::: Input records

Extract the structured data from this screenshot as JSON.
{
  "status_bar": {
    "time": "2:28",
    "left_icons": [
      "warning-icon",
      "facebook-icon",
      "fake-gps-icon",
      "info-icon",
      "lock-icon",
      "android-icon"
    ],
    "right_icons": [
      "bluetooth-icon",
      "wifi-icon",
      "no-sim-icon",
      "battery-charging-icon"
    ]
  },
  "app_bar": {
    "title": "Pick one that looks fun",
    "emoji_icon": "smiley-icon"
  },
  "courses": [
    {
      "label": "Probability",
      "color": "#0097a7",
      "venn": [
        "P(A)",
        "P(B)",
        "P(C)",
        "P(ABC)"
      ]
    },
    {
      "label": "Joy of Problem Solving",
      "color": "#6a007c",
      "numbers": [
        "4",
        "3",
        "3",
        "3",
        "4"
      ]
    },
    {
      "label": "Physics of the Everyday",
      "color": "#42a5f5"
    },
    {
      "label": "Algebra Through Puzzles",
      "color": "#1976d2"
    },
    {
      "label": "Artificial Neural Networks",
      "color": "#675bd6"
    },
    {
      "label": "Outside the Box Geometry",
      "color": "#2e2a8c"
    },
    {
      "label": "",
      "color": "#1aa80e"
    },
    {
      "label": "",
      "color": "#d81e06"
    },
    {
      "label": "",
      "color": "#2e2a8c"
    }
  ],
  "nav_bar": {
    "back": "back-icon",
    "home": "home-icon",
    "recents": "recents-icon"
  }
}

::::::

Your goal: Write out every entry word for word.

Expected answer:
Extract the structured data from this screenshot as JSON.
{
  "status_bar": {
    "time": "2:28",
    "left_icons": [
      "warning-icon",
      "facebook-icon",
      "fake-gps-icon",
      "info-icon",
      "lock-icon",
      "android-icon"
    ],
    "right_icons": [
      "bluetooth-icon",
      "wifi-icon",
      "no-sim-icon",
      "battery-charging-icon"
    ]
  },
  "app_bar": {
    "title": "Pick one that looks fun",
    "emoji_icon": "smiley-icon"
  },
  "courses": [
    {
      "label": "Probability",
      "color": "#0097a7",
      "venn": [
        "P(A)",
        "P(B)",
        "P(C)",
        "P(ABC)"
      ]
    },
    {
      "label": "Joy of Problem Solving",
      "color": "#6a007c",
      "numbers": [
        "4",
        "3",
        "3",
        "3",
        "4"
      ]
    },
    {
      "label": "Physics of the Everyday",
      "color": "#42a5f5"
    },
    {
      "label": "Algebra Through Puzzles",
      "color": "#1976d2"
    },
    {
      "label": "Artificial Neural Networks",
      "color": "#675bd6"
    },
    {
      "label": "Outside the Box Geometry",
      "color": "#2e2a8c"
    },
    {
      "label": "",
      "color": "#1aa80e"
    },
    {
      "label": "",
      "color": "#d81e06"
    },
    {
      "label": "",
      "color": "#2e2a8c"
    }
  ],
  "nav_bar": {
    "back": "back-icon",
    "home": "home-icon",
    "recents": "recents-icon"
  }
}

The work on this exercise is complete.